### WHAT IS EXPECTED
From the entries below, pull out each line where "name" appears.

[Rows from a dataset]

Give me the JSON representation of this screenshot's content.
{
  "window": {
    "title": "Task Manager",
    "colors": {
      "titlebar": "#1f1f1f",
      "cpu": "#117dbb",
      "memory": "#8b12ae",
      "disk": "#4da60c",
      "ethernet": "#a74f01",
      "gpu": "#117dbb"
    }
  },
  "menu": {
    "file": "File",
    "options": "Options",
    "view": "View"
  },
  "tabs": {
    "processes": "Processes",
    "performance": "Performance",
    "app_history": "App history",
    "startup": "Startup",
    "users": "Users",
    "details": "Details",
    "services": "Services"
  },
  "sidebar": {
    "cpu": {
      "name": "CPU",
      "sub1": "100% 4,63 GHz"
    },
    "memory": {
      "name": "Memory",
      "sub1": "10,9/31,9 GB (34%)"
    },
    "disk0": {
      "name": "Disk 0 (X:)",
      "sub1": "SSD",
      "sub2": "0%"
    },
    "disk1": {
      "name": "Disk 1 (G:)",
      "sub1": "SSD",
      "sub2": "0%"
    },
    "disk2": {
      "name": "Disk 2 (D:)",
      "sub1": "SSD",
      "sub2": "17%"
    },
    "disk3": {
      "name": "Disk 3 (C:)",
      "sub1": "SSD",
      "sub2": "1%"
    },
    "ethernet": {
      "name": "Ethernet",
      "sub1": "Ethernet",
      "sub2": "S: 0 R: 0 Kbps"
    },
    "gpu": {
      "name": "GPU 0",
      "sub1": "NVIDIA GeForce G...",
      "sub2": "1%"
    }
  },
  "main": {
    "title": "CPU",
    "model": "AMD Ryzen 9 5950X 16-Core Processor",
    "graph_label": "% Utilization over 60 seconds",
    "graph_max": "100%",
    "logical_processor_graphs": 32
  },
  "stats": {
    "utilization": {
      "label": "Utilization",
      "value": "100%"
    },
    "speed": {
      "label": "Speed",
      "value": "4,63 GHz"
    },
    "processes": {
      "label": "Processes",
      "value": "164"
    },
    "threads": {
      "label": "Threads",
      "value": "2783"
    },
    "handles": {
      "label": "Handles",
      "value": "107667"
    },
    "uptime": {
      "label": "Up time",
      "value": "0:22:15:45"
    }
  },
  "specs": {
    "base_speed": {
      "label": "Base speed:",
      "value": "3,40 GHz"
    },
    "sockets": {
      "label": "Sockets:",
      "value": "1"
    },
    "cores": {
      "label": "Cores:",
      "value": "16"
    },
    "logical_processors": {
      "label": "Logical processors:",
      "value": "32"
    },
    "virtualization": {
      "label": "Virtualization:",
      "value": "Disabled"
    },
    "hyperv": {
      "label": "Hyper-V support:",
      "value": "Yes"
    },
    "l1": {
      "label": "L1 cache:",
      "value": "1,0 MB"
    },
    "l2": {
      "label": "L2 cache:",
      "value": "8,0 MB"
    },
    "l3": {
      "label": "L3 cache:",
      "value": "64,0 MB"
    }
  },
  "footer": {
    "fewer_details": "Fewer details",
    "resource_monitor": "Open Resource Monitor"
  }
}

### RESULT OF THE TASK
      "name": "CPU",
      "name": "Memory",
      "name": "Disk 0 (X:)",
      "name": "Disk 1 (G:)",
      "name": "Disk 2 (D:)",
      "name": "Disk 3 (C:)",
      "name": "Ethernet",
      "name": "GPU 0",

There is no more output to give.